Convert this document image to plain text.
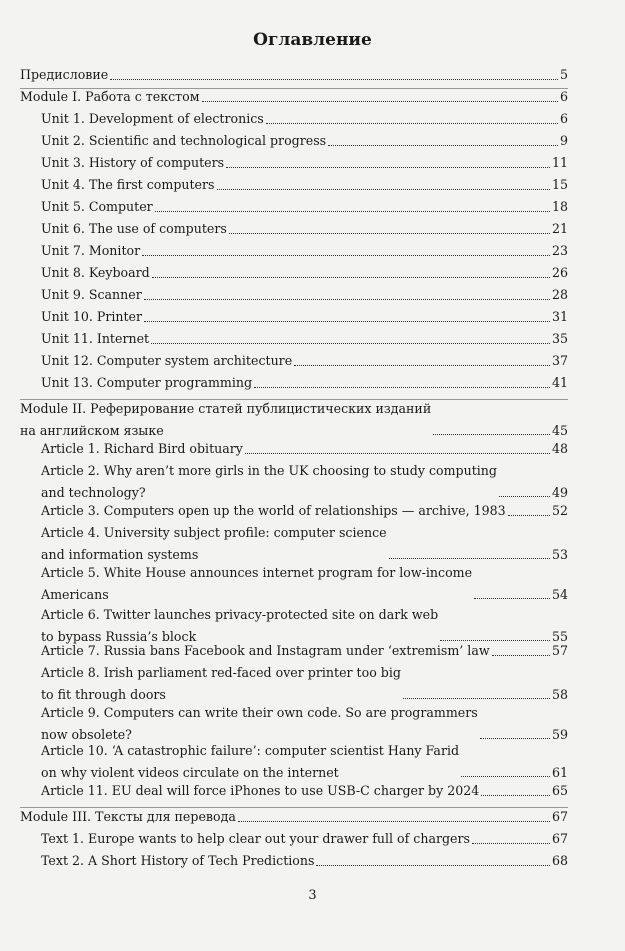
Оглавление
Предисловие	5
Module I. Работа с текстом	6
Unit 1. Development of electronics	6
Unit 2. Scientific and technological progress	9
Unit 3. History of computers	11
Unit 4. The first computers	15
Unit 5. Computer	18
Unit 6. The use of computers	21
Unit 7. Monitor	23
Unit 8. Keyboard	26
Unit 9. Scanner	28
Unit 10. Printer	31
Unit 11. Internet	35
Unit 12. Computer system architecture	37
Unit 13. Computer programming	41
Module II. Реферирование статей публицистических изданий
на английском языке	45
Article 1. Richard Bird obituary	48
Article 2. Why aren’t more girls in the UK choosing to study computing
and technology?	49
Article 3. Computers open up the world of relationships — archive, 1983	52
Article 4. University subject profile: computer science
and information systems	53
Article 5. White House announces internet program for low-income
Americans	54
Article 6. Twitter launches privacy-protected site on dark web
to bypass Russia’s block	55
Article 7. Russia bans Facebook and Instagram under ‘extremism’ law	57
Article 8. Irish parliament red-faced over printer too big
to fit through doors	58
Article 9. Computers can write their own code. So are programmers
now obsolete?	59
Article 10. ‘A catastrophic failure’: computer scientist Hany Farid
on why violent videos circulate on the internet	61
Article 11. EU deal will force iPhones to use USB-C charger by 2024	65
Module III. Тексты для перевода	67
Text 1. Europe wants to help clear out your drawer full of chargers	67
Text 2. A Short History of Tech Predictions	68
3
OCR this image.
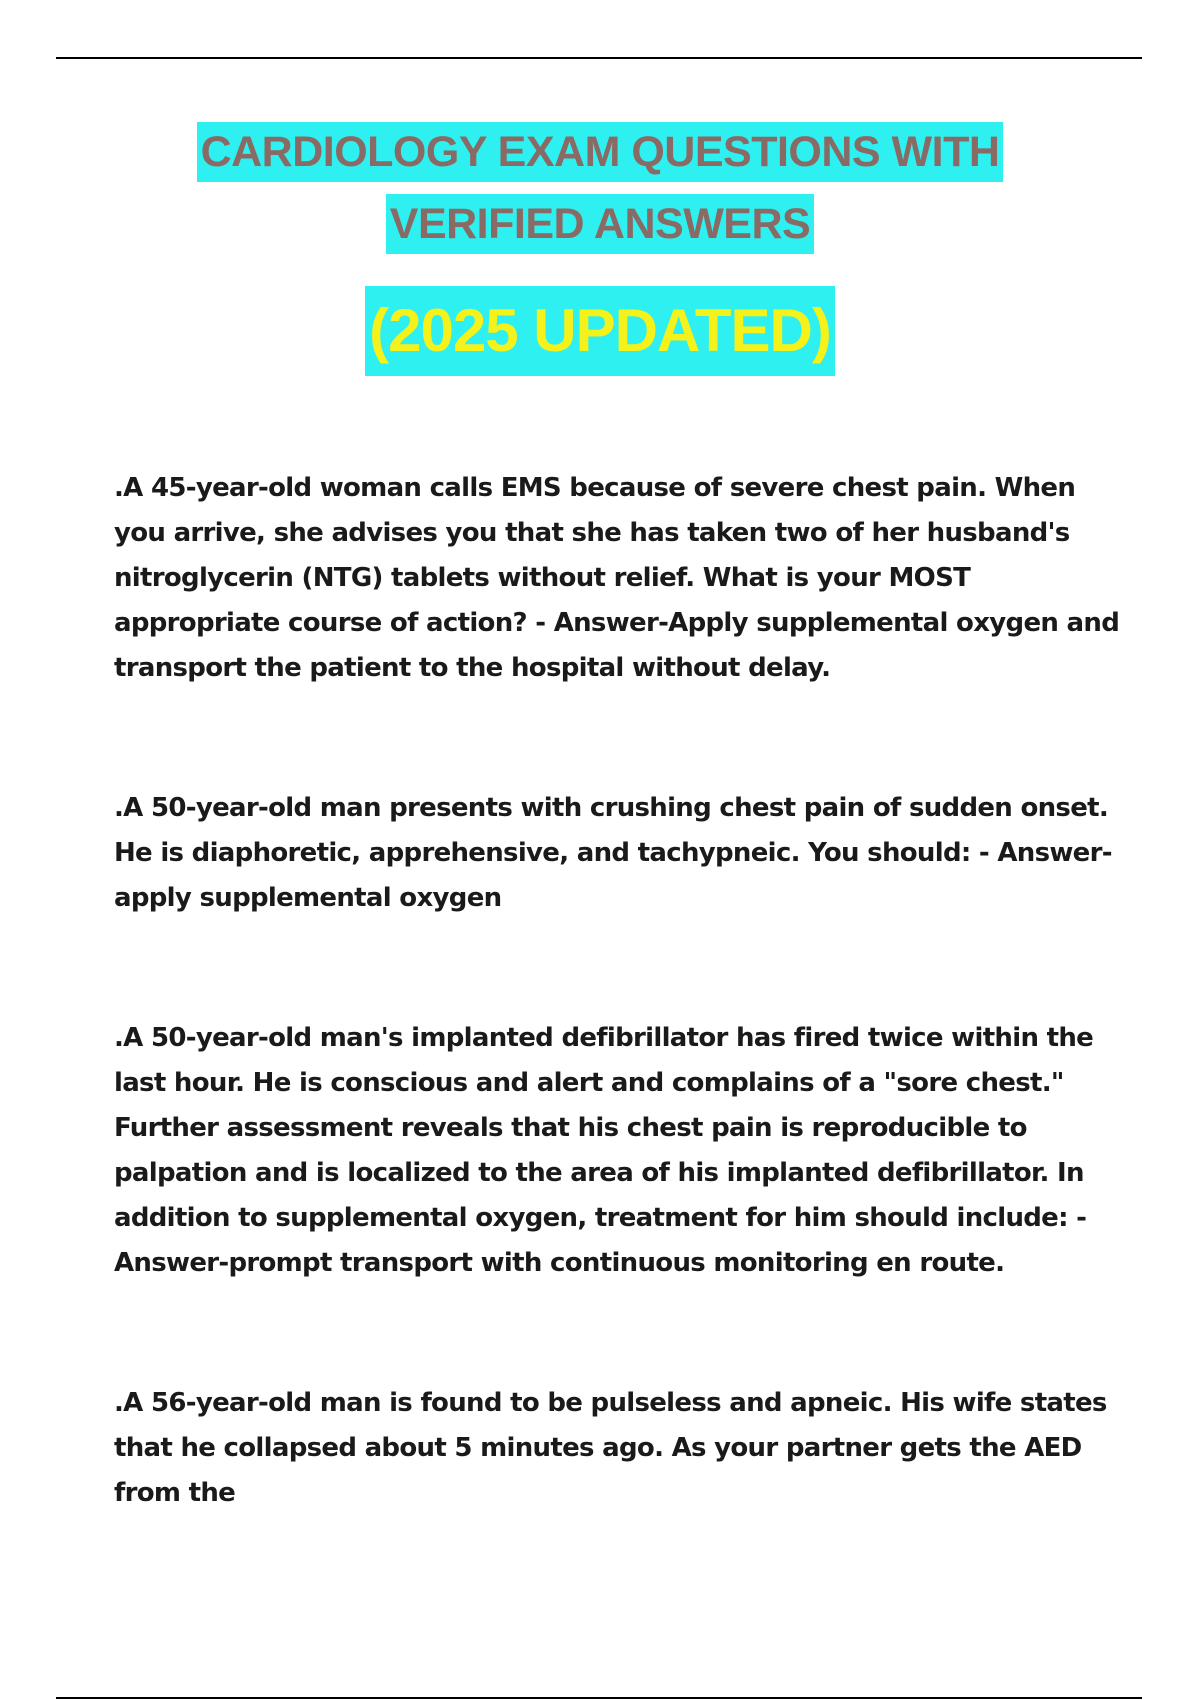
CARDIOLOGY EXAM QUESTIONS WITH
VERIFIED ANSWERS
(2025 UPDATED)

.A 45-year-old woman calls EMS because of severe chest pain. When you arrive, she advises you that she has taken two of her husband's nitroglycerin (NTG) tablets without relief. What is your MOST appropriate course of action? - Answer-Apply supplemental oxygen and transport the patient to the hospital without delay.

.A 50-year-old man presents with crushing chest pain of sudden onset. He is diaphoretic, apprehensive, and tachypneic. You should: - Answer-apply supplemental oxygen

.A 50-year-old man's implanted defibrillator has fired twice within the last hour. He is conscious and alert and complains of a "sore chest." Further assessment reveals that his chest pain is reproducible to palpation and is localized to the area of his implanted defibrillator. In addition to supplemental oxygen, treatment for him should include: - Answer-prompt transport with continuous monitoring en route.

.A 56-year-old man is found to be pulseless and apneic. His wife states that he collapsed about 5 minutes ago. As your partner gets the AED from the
##############################
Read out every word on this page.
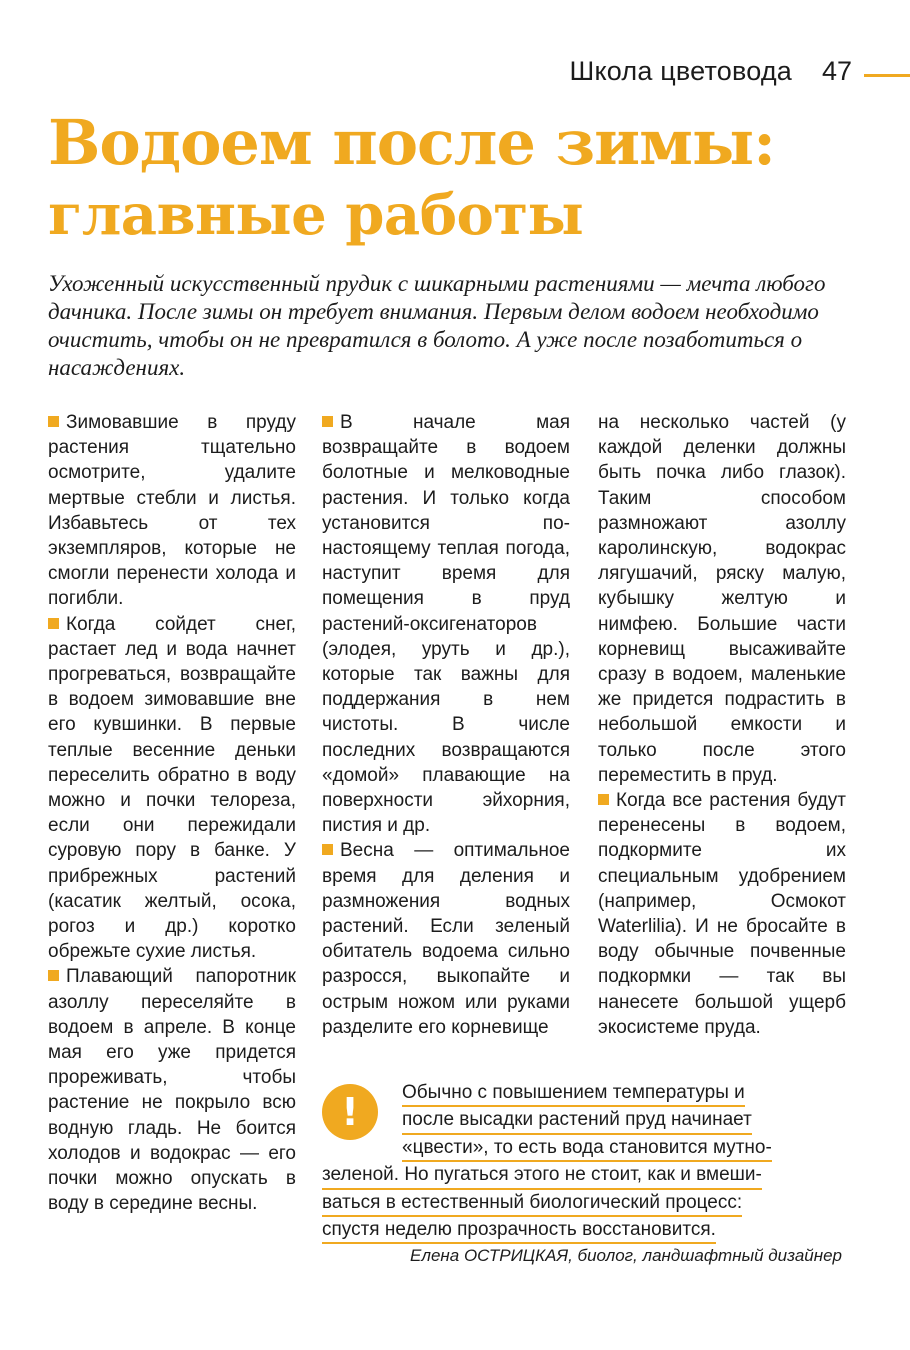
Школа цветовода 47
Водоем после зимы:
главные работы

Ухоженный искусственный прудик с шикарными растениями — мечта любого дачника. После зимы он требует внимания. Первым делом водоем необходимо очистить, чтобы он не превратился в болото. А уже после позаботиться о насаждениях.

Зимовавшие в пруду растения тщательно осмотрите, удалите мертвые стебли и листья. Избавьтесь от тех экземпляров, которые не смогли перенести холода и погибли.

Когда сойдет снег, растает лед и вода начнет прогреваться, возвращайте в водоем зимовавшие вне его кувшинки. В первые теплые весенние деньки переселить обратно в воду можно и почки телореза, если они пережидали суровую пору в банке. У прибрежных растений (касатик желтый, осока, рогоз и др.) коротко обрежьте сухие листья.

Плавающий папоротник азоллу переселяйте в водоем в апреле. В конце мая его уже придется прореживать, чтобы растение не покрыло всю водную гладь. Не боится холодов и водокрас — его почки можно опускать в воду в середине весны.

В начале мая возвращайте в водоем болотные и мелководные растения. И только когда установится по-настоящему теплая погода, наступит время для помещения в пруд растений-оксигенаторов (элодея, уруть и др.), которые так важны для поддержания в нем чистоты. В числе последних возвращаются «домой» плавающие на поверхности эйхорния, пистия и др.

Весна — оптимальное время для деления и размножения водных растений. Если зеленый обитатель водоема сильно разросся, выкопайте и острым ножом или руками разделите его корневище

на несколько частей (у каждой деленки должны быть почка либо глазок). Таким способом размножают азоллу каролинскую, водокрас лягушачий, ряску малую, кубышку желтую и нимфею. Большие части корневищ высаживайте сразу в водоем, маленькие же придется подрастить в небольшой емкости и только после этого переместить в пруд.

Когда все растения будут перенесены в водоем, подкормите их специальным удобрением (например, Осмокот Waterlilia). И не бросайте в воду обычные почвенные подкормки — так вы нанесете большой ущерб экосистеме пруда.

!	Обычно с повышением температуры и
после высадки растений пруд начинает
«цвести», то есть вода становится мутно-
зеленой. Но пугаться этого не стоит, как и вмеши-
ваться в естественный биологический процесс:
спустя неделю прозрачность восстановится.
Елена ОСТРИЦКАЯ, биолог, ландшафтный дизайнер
##############################
List all lines where "Article" occurs.

FINAL RESULT:
Article 1. Richard Bird obituary	48
Article 2. Why aren’t more girls in the UK choosing to study computing
Article 3. Computers open up the world of relationships — archive, 1983	52
Article 4. University subject profile: computer science
Article 5. White House announces internet program for low-income
Article 6. Twitter launches privacy-protected site on dark web
Article 7. Russia bans Facebook and Instagram under ‘extremism’ law	57
Article 8. Irish parliament red-faced over printer too big
Article 9. Computers can write their own code. So are programmers
Article 10. ‘A catastrophic failure’: computer scientist Hany Farid
Article 11. EU deal will force iPhones to use USB-C charger by 2024	65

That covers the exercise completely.